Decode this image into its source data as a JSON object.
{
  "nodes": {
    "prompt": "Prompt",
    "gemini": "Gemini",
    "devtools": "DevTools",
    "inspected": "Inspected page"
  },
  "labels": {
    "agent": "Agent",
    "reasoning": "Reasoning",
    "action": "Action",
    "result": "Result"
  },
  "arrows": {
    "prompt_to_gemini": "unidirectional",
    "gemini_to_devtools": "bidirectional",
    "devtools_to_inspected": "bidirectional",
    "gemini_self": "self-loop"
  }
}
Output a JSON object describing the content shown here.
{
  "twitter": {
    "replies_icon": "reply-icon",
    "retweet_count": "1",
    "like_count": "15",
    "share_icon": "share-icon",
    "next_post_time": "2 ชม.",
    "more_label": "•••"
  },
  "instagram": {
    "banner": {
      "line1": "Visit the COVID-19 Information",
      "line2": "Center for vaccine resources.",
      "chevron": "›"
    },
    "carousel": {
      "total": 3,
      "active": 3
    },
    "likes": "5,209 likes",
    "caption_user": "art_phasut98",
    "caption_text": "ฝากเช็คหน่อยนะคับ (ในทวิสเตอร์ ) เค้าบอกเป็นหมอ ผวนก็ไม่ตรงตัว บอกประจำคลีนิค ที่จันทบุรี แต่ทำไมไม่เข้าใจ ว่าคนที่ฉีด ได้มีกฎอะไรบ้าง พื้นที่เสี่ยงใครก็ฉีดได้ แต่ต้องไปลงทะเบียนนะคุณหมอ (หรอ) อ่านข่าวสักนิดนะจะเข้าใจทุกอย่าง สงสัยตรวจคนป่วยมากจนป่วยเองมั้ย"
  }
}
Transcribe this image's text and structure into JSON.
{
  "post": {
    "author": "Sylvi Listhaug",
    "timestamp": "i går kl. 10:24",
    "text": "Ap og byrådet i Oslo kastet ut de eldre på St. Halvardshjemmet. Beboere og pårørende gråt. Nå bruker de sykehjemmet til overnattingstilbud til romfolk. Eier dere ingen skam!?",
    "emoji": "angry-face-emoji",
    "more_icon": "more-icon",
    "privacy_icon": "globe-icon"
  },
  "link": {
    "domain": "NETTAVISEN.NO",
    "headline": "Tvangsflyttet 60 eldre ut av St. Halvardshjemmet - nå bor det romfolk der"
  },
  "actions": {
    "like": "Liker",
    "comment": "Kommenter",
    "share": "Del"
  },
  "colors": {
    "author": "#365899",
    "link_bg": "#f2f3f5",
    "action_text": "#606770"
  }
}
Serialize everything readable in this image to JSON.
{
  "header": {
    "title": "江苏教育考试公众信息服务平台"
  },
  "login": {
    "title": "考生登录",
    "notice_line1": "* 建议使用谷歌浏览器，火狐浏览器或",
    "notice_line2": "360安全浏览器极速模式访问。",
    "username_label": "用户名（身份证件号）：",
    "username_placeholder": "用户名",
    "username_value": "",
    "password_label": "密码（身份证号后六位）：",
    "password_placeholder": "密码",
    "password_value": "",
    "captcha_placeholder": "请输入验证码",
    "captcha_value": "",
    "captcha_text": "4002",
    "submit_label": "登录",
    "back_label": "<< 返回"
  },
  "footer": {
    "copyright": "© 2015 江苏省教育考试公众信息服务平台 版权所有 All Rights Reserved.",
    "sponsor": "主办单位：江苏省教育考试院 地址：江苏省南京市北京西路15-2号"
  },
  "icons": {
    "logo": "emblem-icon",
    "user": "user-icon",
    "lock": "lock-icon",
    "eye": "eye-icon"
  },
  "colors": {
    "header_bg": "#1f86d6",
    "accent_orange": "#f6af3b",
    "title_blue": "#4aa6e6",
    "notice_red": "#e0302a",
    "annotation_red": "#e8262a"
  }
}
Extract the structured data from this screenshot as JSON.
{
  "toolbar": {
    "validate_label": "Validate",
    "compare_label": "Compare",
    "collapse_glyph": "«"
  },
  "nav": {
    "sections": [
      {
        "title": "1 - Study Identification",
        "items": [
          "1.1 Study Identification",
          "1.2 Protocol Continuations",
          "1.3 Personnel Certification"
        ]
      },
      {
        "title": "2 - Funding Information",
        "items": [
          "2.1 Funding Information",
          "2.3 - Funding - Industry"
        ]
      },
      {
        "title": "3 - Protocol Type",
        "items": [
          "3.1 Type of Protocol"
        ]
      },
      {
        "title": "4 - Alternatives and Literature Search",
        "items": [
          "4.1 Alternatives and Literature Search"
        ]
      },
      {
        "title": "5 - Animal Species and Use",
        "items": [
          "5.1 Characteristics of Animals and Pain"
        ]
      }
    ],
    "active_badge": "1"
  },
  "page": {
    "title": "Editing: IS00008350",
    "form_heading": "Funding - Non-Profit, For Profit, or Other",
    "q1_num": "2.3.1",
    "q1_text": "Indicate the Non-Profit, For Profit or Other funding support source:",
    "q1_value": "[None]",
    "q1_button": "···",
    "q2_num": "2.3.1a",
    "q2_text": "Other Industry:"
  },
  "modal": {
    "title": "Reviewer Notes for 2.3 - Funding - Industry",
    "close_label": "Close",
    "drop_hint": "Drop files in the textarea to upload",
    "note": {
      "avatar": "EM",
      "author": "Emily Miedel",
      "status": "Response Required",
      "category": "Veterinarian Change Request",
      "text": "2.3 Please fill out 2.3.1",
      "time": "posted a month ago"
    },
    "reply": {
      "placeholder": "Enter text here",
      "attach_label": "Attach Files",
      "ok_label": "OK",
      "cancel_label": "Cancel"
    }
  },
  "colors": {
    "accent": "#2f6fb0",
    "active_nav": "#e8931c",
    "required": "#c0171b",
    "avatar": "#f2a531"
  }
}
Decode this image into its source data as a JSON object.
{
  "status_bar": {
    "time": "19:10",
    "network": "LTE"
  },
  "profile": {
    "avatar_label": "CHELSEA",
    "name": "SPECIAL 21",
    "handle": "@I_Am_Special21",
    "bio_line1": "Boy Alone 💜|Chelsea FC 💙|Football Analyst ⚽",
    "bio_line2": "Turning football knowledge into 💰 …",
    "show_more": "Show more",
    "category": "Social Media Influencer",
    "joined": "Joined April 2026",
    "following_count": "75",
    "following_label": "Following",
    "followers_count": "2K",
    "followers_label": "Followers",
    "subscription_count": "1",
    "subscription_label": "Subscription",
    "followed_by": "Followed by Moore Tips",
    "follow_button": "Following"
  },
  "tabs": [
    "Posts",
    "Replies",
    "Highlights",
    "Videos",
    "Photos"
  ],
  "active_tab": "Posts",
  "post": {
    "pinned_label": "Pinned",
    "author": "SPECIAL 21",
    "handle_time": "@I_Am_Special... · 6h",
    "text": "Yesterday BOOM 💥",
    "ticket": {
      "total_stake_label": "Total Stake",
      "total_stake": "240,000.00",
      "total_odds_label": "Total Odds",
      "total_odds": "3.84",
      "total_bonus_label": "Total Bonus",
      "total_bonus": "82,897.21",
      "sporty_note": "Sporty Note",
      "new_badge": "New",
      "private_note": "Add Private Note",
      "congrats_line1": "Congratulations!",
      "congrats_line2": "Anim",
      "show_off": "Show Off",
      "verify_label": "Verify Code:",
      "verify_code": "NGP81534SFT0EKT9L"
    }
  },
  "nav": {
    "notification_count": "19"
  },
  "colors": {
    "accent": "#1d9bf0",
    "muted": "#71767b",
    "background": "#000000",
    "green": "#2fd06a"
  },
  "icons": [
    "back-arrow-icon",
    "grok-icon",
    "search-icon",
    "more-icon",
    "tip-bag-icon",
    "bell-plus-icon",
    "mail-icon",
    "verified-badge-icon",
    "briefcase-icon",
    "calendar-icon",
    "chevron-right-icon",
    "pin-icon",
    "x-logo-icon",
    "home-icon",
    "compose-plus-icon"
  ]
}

======

Instructions to follow: Copy every line of the material, please, keeping it exactly the same.

Result for this exercise:
Decode this image into its source data as a JSON object.
{
  "nodes": {
    "prompt": "Prompt",
    "gemini": "Gemini",
    "devtools": "DevTools",
    "inspected": "Inspected page"
  },
  "labels": {
    "agent": "Agent",
    "reasoning": "Reasoning",
    "action": "Action",
    "result": "Result"
  },
  "arrows": {
    "prompt_to_gemini": "unidirectional",
    "gemini_to_devtools": "bidirectional",
    "devtools_to_inspected": "bidirectional",
    "gemini_self": "self-loop"
  }
}
Output a JSON object describing the content shown here.
{
  "twitter": {
    "replies_icon": "reply-icon",
    "retweet_count": "1",
    "like_count": "15",
    "share_icon": "share-icon",
    "next_post_time": "2 ชม.",
    "more_label": "•••"
  },
  "instagram": {
    "banner": {
      "line1": "Visit the COVID-19 Information",
      "line2": "Center for vaccine resources.",
      "chevron": "›"
    },
    "carousel": {
      "total": 3,
      "active": 3
    },
    "likes": "5,209 likes",
    "caption_user": "art_phasut98",
    "caption_text": "ฝากเช็คหน่อยนะคับ (ในทวิสเตอร์ ) เค้าบอกเป็นหมอ ผวนก็ไม่ตรงตัว บอกประจำคลีนิค ที่จันทบุรี แต่ทำไมไม่เข้าใจ ว่าคนที่ฉีด ได้มีกฎอะไรบ้าง พื้นที่เสี่ยงใครก็ฉีดได้ แต่ต้องไปลงทะเบียนนะคุณหมอ (หรอ) อ่านข่าวสักนิดนะจะเข้าใจทุกอย่าง สงสัยตรวจคนป่วยมากจนป่วยเองมั้ย"
  }
}
Transcribe this image's text and structure into JSON.
{
  "post": {
    "author": "Sylvi Listhaug",
    "timestamp": "i går kl. 10:24",
    "text": "Ap og byrådet i Oslo kastet ut de eldre på St. Halvardshjemmet. Beboere og pårørende gråt. Nå bruker de sykehjemmet til overnattingstilbud til romfolk. Eier dere ingen skam!?",
    "emoji": "angry-face-emoji",
    "more_icon": "more-icon",
    "privacy_icon": "globe-icon"
  },
  "link": {
    "domain": "NETTAVISEN.NO",
    "headline": "Tvangsflyttet 60 eldre ut av St. Halvardshjemmet - nå bor det romfolk der"
  },
  "actions": {
    "like": "Liker",
    "comment": "Kommenter",
    "share": "Del"
  },
  "colors": {
    "author": "#365899",
    "link_bg": "#f2f3f5",
    "action_text": "#606770"
  }
}
Serialize everything readable in this image to JSON.
{
  "header": {
    "title": "江苏教育考试公众信息服务平台"
  },
  "login": {
    "title": "考生登录",
    "notice_line1": "* 建议使用谷歌浏览器，火狐浏览器或",
    "notice_line2": "360安全浏览器极速模式访问。",
    "username_label": "用户名（身份证件号）：",
    "username_placeholder": "用户名",
    "username_value": "",
    "password_label": "密码（身份证号后六位）：",
    "password_placeholder": "密码",
    "password_value": "",
    "captcha_placeholder": "请输入验证码",
    "captcha_value": "",
    "captcha_text": "4002",
    "submit_label": "登录",
    "back_label": "<< 返回"
  },
  "footer": {
    "copyright": "© 2015 江苏省教育考试公众信息服务平台 版权所有 All Rights Reserved.",
    "sponsor": "主办单位：江苏省教育考试院 地址：江苏省南京市北京西路15-2号"
  },
  "icons": {
    "logo": "emblem-icon",
    "user": "user-icon",
    "lock": "lock-icon",
    "eye": "eye-icon"
  },
  "colors": {
    "header_bg": "#1f86d6",
    "accent_orange": "#f6af3b",
    "title_blue": "#4aa6e6",
    "notice_red": "#e0302a",
    "annotation_red": "#e8262a"
  }
}
Extract the structured data from this screenshot as JSON.
{
  "toolbar": {
    "validate_label": "Validate",
    "compare_label": "Compare",
    "collapse_glyph": "«"
  },
  "nav": {
    "sections": [
      {
        "title": "1 - Study Identification",
        "items": [
          "1.1 Study Identification",
          "1.2 Protocol Continuations",
          "1.3 Personnel Certification"
        ]
      },
      {
        "title": "2 - Funding Information",
        "items": [
          "2.1 Funding Information",
          "2.3 - Funding - Industry"
        ]
      },
      {
        "title": "3 - Protocol Type",
        "items": [
          "3.1 Type of Protocol"
        ]
      },
      {
        "title": "4 - Alternatives and Literature Search",
        "items": [
          "4.1 Alternatives and Literature Search"
        ]
      },
      {
        "title": "5 - Animal Species and Use",
        "items": [
          "5.1 Characteristics of Animals and Pain"
        ]
      }
    ],
    "active_badge": "1"
  },
  "page": {
    "title": "Editing: IS00008350",
    "form_heading": "Funding - Non-Profit, For Profit, or Other",
    "q1_num": "2.3.1",
    "q1_text": "Indicate the Non-Profit, For Profit or Other funding support source:",
    "q1_value": "[None]",
    "q1_button": "···",
    "q2_num": "2.3.1a",
    "q2_text": "Other Industry:"
  },
  "modal": {
    "title": "Reviewer Notes for 2.3 - Funding - Industry",
    "close_label": "Close",
    "drop_hint": "Drop files in the textarea to upload",
    "note": {
      "avatar": "EM",
      "author": "Emily Miedel",
      "status": "Response Required",
      "category": "Veterinarian Change Request",
      "text": "2.3 Please fill out 2.3.1",
      "time": "posted a month ago"
    },
    "reply": {
      "placeholder": "Enter text here",
      "attach_label": "Attach Files",
      "ok_label": "OK",
      "cancel_label": "Cancel"
    }
  },
  "colors": {
    "accent": "#2f6fb0",
    "active_nav": "#e8931c",
    "required": "#c0171b",
    "avatar": "#f2a531"
  }
}
Decode this image into its source data as a JSON object.
{
  "status_bar": {
    "time": "19:10",
    "network": "LTE"
  },
  "profile": {
    "avatar_label": "CHELSEA",
    "name": "SPECIAL 21",
    "handle": "@I_Am_Special21",
    "bio_line1": "Boy Alone 💜|Chelsea FC 💙|Football Analyst ⚽",
    "bio_line2": "Turning football knowledge into 💰 …",
    "show_more": "Show more",
    "category": "Social Media Influencer",
    "joined": "Joined April 2026",
    "following_count": "75",
    "following_label": "Following",
    "followers_count": "2K",
    "followers_label": "Followers",
    "subscription_count": "1",
    "subscription_label": "Subscription",
    "followed_by": "Followed by Moore Tips",
    "follow_button": "Following"
  },
  "tabs": [
    "Posts",
    "Replies",
    "Highlights",
    "Videos",
    "Photos"
  ],
  "active_tab": "Posts",
  "post": {
    "pinned_label": "Pinned",
    "author": "SPECIAL 21",
    "handle_time": "@I_Am_Special... · 6h",
    "text": "Yesterday BOOM 💥",
    "ticket": {
      "total_stake_label": "Total Stake",
      "total_stake": "240,000.00",
      "total_odds_label": "Total Odds",
      "total_odds": "3.84",
      "total_bonus_label": "Total Bonus",
      "total_bonus": "82,897.21",
      "sporty_note": "Sporty Note",
      "new_badge": "New",
      "private_note": "Add Private Note",
      "congrats_line1": "Congratulations!",
      "congrats_line2": "Anim",
      "show_off": "Show Off",
      "verify_label": "Verify Code:",
      "verify_code": "NGP81534SFT0EKT9L"
    }
  },
  "nav": {
    "notification_count": "19"
  },
  "colors": {
    "accent": "#1d9bf0",
    "muted": "#71767b",
    "background": "#000000",
    "green": "#2fd06a"
  },
  "icons": [
    "back-arrow-icon",
    "grok-icon",
    "search-icon",
    "more-icon",
    "tip-bag-icon",
    "bell-plus-icon",
    "mail-icon",
    "verified-badge-icon",
    "briefcase-icon",
    "calendar-icon",
    "chevron-right-icon",
    "pin-icon",
    "x-logo-icon",
    "home-icon",
    "compose-plus-icon"
  ]
}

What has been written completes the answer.